Begin SUPPLIED DATA
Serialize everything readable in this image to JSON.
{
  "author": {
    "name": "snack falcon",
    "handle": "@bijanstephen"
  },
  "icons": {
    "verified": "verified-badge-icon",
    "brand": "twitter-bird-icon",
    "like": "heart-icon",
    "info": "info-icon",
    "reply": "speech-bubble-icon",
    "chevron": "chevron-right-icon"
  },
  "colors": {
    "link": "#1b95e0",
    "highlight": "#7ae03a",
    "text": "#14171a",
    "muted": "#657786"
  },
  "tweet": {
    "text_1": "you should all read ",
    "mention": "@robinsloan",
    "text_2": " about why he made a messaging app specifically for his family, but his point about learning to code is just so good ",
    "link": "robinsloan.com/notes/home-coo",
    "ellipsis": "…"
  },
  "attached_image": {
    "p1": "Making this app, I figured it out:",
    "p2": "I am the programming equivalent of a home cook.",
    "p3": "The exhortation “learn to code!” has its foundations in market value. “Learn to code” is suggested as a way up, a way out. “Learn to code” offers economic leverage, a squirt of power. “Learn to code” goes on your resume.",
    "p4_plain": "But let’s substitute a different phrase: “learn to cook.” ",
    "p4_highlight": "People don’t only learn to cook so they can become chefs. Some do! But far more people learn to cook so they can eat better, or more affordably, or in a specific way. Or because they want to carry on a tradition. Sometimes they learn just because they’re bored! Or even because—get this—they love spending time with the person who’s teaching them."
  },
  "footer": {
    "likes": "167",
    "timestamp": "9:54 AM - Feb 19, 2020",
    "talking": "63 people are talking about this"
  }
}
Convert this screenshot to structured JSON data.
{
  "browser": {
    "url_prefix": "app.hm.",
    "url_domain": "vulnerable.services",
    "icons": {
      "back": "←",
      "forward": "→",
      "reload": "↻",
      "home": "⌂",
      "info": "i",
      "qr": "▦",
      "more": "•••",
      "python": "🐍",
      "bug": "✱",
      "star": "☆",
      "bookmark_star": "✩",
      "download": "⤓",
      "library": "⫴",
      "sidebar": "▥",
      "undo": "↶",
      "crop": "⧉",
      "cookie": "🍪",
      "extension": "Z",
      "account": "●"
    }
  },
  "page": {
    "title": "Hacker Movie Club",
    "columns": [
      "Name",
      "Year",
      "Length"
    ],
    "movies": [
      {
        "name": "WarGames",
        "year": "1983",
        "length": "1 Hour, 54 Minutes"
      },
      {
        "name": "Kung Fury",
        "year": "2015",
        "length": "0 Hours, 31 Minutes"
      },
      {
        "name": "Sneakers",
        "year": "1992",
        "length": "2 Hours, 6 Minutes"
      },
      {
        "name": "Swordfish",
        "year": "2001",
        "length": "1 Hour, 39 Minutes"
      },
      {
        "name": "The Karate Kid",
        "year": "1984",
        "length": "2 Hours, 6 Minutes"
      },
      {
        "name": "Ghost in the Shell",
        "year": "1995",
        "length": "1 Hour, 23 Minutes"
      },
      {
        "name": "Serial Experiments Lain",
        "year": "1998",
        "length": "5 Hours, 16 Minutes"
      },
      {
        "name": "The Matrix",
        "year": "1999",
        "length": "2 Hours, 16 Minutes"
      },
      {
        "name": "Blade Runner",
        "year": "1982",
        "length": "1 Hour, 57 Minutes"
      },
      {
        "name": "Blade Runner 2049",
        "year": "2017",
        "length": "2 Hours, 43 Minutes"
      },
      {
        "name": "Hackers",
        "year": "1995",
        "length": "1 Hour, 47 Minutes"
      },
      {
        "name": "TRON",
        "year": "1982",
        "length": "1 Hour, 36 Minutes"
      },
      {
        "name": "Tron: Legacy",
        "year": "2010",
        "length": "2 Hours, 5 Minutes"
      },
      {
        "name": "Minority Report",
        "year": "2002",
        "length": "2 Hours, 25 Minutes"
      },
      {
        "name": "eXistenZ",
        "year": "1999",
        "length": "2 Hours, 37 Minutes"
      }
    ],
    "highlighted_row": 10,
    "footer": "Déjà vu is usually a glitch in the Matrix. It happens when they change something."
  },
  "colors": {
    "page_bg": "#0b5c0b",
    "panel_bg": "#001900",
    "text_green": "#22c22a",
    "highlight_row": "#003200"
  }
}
End SUPPLIED DATA
Where a line above contains the string "Matrix", copy that line.

        "name": "The Matrix",
    "footer": "Déjà vu is usually a glitch in the Matrix. It happens when they change something."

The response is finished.